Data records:
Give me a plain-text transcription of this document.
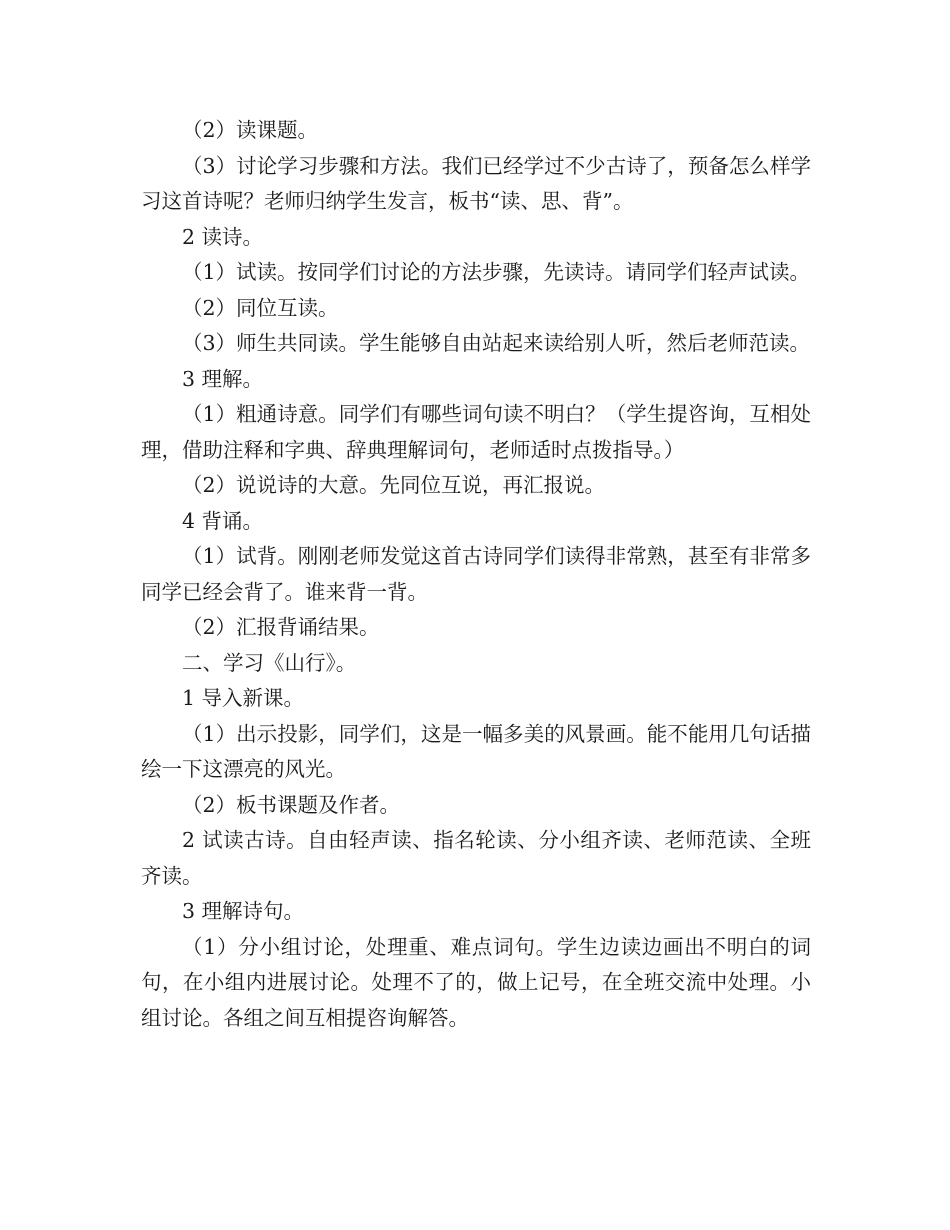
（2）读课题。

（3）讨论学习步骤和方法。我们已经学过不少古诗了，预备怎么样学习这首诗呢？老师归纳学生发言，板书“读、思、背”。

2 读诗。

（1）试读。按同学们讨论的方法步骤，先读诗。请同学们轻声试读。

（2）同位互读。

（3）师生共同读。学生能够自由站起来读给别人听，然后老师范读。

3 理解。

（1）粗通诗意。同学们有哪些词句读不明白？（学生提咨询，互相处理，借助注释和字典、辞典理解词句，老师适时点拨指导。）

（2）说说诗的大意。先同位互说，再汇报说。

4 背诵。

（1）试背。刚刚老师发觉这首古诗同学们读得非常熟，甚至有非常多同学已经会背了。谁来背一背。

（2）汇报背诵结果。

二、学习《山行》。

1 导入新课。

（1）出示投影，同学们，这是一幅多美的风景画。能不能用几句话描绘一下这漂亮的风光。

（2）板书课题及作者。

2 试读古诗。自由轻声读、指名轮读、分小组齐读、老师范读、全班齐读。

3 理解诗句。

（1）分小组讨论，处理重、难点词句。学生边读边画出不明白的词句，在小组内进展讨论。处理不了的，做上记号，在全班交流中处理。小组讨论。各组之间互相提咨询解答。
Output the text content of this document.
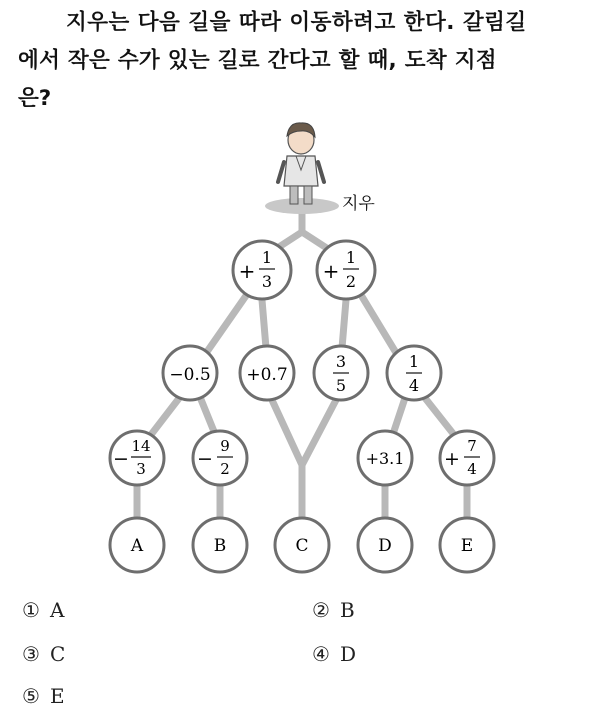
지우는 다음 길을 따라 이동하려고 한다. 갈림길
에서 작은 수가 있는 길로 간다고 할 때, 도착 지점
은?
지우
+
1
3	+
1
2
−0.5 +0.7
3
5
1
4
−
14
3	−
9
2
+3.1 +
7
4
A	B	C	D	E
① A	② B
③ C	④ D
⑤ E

> DIRECTIVE
Starting at the line that contains "Output the text content of this document.", please write out every line to the end of the entries, inclusive, copied exactly and with pictures omitted.

> WRITTEN RESPONSE
Output the text content of this document.
지우는 다음 길을 따라 이동하려고 한다. 갈림길
에서 작은 수가 있는 길로 간다고 할 때, 도착 지점
은?
지우
+
1
3	+
1
2
−0.5 +0.7
3
5
1
4
−
14
3	−
9
2
+3.1 +
7
4
A	B	C	D	E
① A	② B
③ C	④ D
⑤ E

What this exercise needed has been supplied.